GOAL: Copy the whole listing below word for word, and leave out the pictures.

DATA FOR THIS TASK:

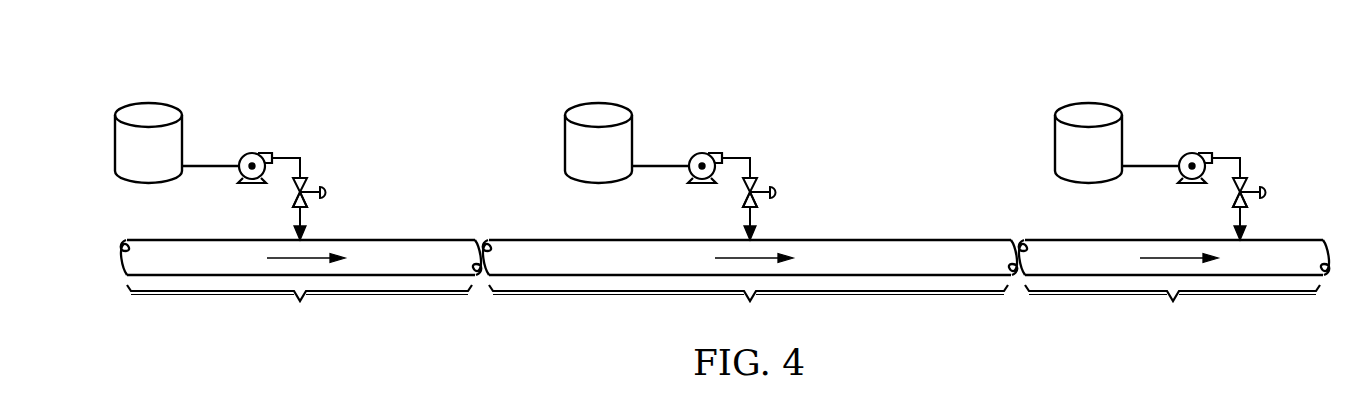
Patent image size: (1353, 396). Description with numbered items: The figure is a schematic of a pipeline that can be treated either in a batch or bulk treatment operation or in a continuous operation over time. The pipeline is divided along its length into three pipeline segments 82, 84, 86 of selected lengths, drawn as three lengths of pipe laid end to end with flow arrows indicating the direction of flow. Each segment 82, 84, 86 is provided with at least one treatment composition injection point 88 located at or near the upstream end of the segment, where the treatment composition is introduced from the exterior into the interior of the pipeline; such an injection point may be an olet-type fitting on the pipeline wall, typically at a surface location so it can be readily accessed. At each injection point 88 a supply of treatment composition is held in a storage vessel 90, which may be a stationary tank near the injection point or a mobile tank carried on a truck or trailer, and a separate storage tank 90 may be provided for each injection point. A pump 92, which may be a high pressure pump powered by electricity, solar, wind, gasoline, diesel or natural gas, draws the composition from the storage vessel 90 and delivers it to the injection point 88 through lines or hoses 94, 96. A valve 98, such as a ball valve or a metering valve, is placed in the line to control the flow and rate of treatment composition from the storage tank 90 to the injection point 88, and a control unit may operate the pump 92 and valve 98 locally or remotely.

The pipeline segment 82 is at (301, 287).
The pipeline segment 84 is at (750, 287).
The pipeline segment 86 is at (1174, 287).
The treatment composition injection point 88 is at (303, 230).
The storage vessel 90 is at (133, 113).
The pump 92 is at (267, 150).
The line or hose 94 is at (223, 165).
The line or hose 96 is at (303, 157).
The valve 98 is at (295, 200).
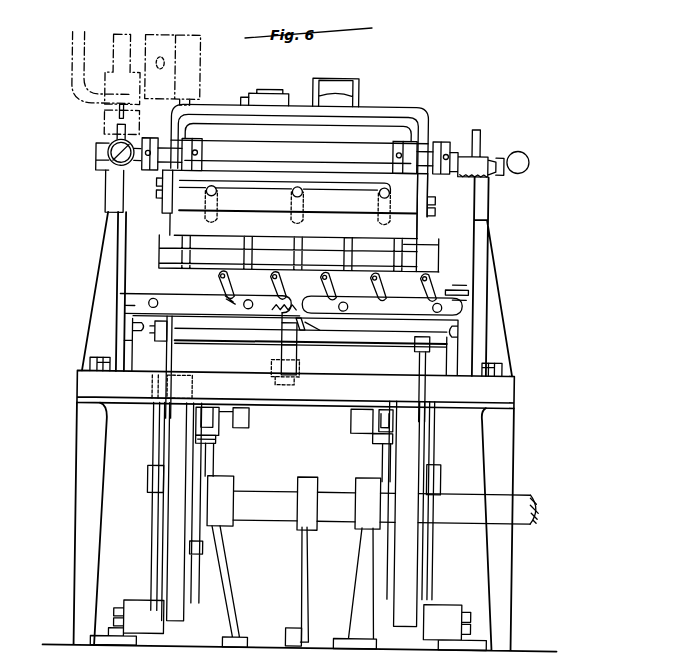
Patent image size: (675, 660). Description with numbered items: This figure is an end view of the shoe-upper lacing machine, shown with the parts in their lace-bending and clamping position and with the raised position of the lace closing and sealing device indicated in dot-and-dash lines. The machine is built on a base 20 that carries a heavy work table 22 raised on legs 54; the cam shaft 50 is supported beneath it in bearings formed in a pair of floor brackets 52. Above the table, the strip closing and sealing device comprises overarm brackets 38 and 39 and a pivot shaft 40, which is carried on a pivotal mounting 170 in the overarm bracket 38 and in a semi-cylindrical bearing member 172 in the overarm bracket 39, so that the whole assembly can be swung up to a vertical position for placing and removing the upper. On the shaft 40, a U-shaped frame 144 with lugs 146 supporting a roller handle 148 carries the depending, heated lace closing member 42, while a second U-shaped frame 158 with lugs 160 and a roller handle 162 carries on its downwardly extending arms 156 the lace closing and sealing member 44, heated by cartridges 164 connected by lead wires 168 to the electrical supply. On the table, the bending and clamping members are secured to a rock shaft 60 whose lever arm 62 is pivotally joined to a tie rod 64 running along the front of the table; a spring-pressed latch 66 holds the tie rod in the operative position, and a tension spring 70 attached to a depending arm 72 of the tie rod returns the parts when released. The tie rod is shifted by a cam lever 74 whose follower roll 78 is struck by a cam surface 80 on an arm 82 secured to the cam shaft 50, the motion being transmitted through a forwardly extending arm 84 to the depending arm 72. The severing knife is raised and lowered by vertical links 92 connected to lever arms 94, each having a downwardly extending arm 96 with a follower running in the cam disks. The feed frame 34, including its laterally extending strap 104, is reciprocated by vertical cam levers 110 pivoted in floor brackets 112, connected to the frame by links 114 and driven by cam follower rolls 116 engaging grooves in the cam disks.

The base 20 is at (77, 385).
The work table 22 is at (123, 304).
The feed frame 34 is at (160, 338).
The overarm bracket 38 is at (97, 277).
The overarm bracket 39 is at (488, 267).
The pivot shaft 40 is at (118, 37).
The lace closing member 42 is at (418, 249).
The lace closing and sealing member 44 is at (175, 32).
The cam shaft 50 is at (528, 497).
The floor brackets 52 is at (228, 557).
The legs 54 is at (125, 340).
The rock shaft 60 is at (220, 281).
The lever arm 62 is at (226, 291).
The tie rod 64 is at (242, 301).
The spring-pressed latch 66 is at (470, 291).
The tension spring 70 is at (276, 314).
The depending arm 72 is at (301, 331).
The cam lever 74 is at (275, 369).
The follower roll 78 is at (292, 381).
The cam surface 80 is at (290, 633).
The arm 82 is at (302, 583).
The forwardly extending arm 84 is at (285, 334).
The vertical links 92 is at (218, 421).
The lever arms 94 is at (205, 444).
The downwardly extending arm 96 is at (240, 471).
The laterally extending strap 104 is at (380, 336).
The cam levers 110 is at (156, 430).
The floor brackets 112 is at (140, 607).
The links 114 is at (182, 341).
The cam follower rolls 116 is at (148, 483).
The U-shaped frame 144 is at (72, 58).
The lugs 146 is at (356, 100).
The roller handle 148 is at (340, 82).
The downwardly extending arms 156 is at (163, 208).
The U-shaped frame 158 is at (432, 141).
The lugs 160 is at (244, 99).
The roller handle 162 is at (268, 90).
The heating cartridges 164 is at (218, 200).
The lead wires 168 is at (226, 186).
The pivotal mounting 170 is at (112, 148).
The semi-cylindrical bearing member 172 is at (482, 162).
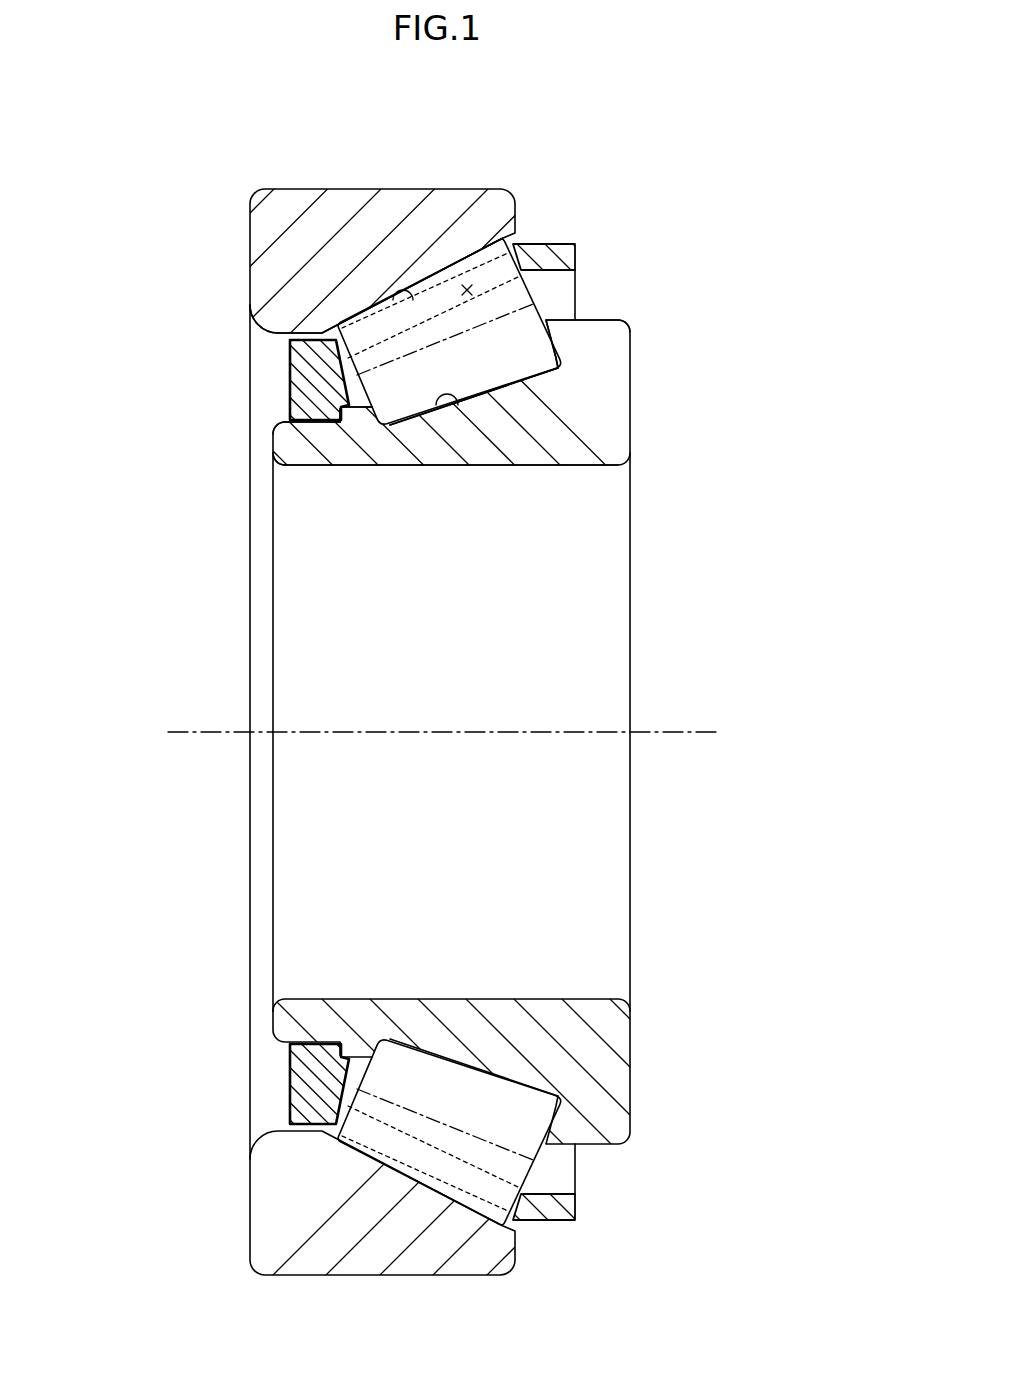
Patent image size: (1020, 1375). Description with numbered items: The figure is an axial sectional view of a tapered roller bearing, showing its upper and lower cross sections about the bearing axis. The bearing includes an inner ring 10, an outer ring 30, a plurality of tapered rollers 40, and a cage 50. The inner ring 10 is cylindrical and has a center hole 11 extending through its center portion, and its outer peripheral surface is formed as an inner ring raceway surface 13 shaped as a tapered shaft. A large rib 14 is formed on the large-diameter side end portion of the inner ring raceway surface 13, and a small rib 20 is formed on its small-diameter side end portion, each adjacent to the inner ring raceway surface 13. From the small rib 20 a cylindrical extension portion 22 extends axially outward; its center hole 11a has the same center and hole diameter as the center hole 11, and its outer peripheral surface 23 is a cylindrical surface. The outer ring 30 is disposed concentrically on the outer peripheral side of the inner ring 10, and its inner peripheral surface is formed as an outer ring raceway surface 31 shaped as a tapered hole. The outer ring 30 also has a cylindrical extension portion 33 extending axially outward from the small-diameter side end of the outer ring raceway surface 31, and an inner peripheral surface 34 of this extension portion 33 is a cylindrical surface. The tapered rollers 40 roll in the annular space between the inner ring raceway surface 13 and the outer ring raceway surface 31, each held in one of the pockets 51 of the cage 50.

WORKED ANSWER:
Patent image size: (1353, 396). Description with numbered items: The figure is a schematic of a pipeline that can be treated either in a batch or bulk treatment operation or in a continuous operation over time. The pipeline is divided along its length into three pipeline segments 82, 84, 86 of selected lengths, drawn as three lengths of pipe laid end to end with flow arrows indicating the direction of flow. Each segment 82, 84, 86 is provided with at least one treatment composition injection point 88 located at or near the upstream end of the segment, where the treatment composition is introduced from the exterior into the interior of the pipeline; such an injection point may be an olet-type fitting on the pipeline wall, typically at a surface location so it can be readily accessed. At each injection point 88 a supply of treatment composition is held in a storage vessel 90, which may be a stationary tank near the injection point or a mobile tank carried on a truck or trailer, and a separate storage tank 90 may be provided for each injection point. A pump 92, which may be a high pressure pump powered by electricity, solar, wind, gasoline, diesel or natural gas, draws the composition from the storage vessel 90 and delivers it to the injection point 88 through lines or hoses 94, 96. A valve 98, such as a ball valve or a metering valve, is placed in the line to control the flow and rate of treatment composition from the storage tank 90 to the injection point 88, and a control unit may operate the pump 92 and valve 98 locally or remotely.

The pipeline segment 82 is at (301, 287).
The pipeline segment 84 is at (750, 287).
The pipeline segment 86 is at (1174, 287).
The treatment composition injection point 88 is at (303, 230).
The storage vessel 90 is at (133, 113).
The pump 92 is at (267, 150).
The line or hose 94 is at (223, 165).
The line or hose 96 is at (303, 157).
The valve 98 is at (295, 200).
Patent image size: (675, 660). Description with numbered items: This figure is an end view of the shoe-upper lacing machine, shown with the parts in their lace-bending and clamping position and with the raised position of the lace closing and sealing device indicated in dot-and-dash lines. The machine is built on a base 20 that carries a heavy work table 22 raised on legs 54; the cam shaft 50 is supported beneath it in bearings formed in a pair of floor brackets 52. Above the table, the strip closing and sealing device comprises overarm brackets 38 and 39 and a pivot shaft 40, which is carried on a pivotal mounting 170 in the overarm bracket 38 and in a semi-cylindrical bearing member 172 in the overarm bracket 39, so that the whole assembly can be swung up to a vertical position for placing and removing the upper. On the shaft 40, a U-shaped frame 144 with lugs 146 supporting a roller handle 148 carries the depending, heated lace closing member 42, while a second U-shaped frame 158 with lugs 160 and a roller handle 162 carries on its downwardly extending arms 156 the lace closing and sealing member 44, heated by cartridges 164 connected by lead wires 168 to the electrical supply. On the table, the bending and clamping members are secured to a rock shaft 60 whose lever arm 62 is pivotally joined to a tie rod 64 running along the front of the table; a spring-pressed latch 66 holds the tie rod in the operative position, and a tension spring 70 attached to a depending arm 72 of the tie rod returns the parts when released. The tie rod is shifted by a cam lever 74 whose follower roll 78 is struck by a cam surface 80 on an arm 82 secured to the cam shaft 50, the motion being transmitted through a forwardly extending arm 84 to the depending arm 72. The severing knife is raised and lowered by vertical links 92 connected to lever arms 94, each having a downwardly extending arm 96 with a follower running in the cam disks. The feed frame 34, including its laterally extending strap 104, is reciprocated by vertical cam levers 110 pivoted in floor brackets 112, connected to the frame by links 114 and driven by cam follower rolls 116 engaging grooves in the cam disks.

The base 20 is at (77, 385).
The work table 22 is at (123, 304).
The feed frame 34 is at (160, 338).
The overarm bracket 38 is at (97, 277).
The overarm bracket 39 is at (488, 267).
The pivot shaft 40 is at (118, 37).
The lace closing member 42 is at (418, 249).
The lace closing and sealing member 44 is at (175, 32).
The cam shaft 50 is at (528, 497).
The floor brackets 52 is at (228, 557).
The legs 54 is at (125, 340).
The rock shaft 60 is at (220, 281).
The lever arm 62 is at (226, 291).
The tie rod 64 is at (242, 301).
The spring-pressed latch 66 is at (470, 291).
The tension spring 70 is at (276, 314).
The depending arm 72 is at (301, 331).
The cam lever 74 is at (275, 369).
The follower roll 78 is at (292, 381).
The cam surface 80 is at (290, 633).
The arm 82 is at (302, 583).
The forwardly extending arm 84 is at (285, 334).
The vertical links 92 is at (218, 421).
The lever arms 94 is at (205, 444).
The downwardly extending arm 96 is at (240, 471).
The laterally extending strap 104 is at (380, 336).
The cam levers 110 is at (156, 430).
The floor brackets 112 is at (140, 607).
The links 114 is at (182, 341).
The cam follower rolls 116 is at (148, 483).
The U-shaped frame 144 is at (72, 58).
The lugs 146 is at (356, 100).
The roller handle 148 is at (340, 82).
The downwardly extending arms 156 is at (163, 208).
The U-shaped frame 158 is at (432, 141).
The lugs 160 is at (244, 99).
The roller handle 162 is at (268, 90).
The heating cartridges 164 is at (218, 200).
The lead wires 168 is at (226, 186).
The pivotal mounting 170 is at (112, 148).
The semi-cylindrical bearing member 172 is at (482, 162).
Patent image size: (1020, 1375). Description with numbered items: The figure is an axial sectional view of a tapered roller bearing, showing its upper and lower cross sections about the bearing axis. The bearing includes an inner ring 10, an outer ring 30, a plurality of tapered rollers 40, and a cage 50. The inner ring 10 is cylindrical and has a center hole 11 extending through its center portion, and its outer peripheral surface is formed as an inner ring raceway surface 13 shaped as a tapered shaft. A large rib 14 is formed on the large-diameter side end portion of the inner ring raceway surface 13, and a small rib 20 is formed on its small-diameter side end portion, each adjacent to the inner ring raceway surface 13. From the small rib 20 a cylindrical extension portion 22 extends axially outward; its center hole 11a has the same center and hole diameter as the center hole 11, and its outer peripheral surface 23 is a cylindrical surface. The outer ring 30 is disposed concentrically on the outer peripheral side of the inner ring 10, and its inner peripheral surface is formed as an outer ring raceway surface 31 shaped as a tapered hole. The outer ring 30 also has a cylindrical extension portion 33 extending axially outward from the small-diameter side end of the outer ring raceway surface 31, and an inner peripheral surface 34 of this extension portion 33 is a cylindrical surface. The tapered rollers 40 roll in the annular space between the inner ring raceway surface 13 and the outer ring raceway surface 31, each held in one of the pockets 51 of the cage 50.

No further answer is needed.